Texte à lire
I. – La section 2 du chapitre III du titre IV du livre II de la sixième partie du code du travail est ainsi modifiée :

1° L’intitulé est ainsi rédigé : « Cotisations dues au titre de l’emploi des apprentis » ;

2° L’article L. 6243-2 est ainsi modifié :

a) Le début du premier alinéa est ainsi rédigé : « I. – À l’exception des cotisations d’assurance vieillesse et veuvage de base, l’assiette des cotisations et contributions sociales dues… (le reste sans changement). » ;

b) Le deuxième alinéa est ainsi modifié :

– au début, est ajoutée la mention : « II. – » ;

– les mots : « l’État prend en charge » sont remplacés par les mots : « l’employeur est exonéré de » ;

c) Au troisième alinéa, les mots : « l’État prend en charge uniquement les » sont remplacés par les mots : « l’employeur est exonéré uniquement des » ;

3° L’article L. 6243-3 est complété par un alinéa ainsi rédigé :



« Le fonds mentionné à l’article L. 135-1 du code de la sécurité sociale prend à sa charge, dans des conditions fixées par décret, le versement d’un complément de cotisations d’assurance vieillesse afin de valider auprès des régimes de base un nombre de trimestres correspondant à la durée du contrat d’apprentissage. »

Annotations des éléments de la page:
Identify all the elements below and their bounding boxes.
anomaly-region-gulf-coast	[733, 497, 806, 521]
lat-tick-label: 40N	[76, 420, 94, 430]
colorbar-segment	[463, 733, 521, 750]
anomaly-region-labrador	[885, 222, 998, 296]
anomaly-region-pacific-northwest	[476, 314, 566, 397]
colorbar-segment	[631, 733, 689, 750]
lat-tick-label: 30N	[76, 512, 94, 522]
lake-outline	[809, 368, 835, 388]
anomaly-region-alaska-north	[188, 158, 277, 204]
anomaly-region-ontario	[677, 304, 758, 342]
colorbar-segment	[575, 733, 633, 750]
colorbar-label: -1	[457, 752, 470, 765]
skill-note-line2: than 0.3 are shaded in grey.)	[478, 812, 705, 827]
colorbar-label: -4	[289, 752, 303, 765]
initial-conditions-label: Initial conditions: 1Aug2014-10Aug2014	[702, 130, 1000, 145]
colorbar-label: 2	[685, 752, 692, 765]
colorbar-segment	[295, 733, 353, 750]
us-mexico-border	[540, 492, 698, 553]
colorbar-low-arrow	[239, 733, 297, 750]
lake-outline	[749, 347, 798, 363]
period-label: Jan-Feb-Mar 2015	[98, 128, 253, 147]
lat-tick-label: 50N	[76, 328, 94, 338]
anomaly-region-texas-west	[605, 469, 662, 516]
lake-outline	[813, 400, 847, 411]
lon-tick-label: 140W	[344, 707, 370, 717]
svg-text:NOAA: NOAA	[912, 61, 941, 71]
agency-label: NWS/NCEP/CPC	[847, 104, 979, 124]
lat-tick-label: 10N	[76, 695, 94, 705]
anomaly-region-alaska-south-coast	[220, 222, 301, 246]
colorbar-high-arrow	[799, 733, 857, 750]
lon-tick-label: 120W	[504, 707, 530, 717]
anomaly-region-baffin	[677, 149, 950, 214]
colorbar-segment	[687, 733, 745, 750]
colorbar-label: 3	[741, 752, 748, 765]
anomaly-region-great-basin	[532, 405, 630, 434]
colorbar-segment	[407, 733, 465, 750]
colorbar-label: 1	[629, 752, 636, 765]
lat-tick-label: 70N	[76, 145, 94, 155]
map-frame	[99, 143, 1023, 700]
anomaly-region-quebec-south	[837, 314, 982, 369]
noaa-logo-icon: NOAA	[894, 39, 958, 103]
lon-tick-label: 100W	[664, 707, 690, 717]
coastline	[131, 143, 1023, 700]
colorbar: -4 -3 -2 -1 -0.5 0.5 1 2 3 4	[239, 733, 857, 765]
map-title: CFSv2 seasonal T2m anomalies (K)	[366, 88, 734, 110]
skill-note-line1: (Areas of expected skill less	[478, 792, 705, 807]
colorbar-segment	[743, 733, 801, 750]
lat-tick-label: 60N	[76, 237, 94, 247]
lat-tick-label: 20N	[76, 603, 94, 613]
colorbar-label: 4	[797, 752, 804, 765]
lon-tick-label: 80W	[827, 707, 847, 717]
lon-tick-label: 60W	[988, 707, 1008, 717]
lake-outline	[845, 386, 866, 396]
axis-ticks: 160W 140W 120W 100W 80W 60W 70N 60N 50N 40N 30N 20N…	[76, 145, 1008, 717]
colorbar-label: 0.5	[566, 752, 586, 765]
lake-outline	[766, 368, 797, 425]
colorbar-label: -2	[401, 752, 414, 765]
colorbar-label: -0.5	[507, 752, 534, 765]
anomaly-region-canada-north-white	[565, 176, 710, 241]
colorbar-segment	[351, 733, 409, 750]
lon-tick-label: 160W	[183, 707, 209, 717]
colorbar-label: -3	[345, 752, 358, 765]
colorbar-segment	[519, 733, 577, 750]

Problèmes à résoudre
a) Relevez tous les articles de code cités dans le texte de loi.
b) Transformez en liste JSON de chaînes, une chaîne par ligne, la partie des lignes qui commence au début de celles-ci et se termine par la ligne contenant « 752, 470, 765] », incluse.
Le texte de loi et les lignes ont des origines distinctes.

Réponses aux exercices
a)
- L. 6243-2
- L. 6243-3
- L. 135-1

b)
[
  "Identify all the elements below and their bounding boxes.",
  "anomaly-region-gulf-coast\t[733, 497, 806, 521]",
  "lat-tick-label: 40N\t[76, 420, 94, 430]",
  "colorbar-segment\t[463, 733, 521, 750]",
  "anomaly-region-labrador\t[885, 222, 998, 296]",
  "anomaly-region-pacific-northwest\t[476, 314, 566, 397]",
  "colorbar-segment\t[631, 733, 689, 750]",
  "lat-tick-label: 30N\t[76, 512, 94, 522]",
  "lake-outline\t[809, 368, 835, 388]",
  "anomaly-region-alaska-north\t[188, 158, 277, 204]",
  "anomaly-region-ontario\t[677, 304, 758, 342]",
  "colorbar-segment\t[575, 733, 633, 750]",
  "colorbar-label: -1\t[457, 752, 470, 765]"
]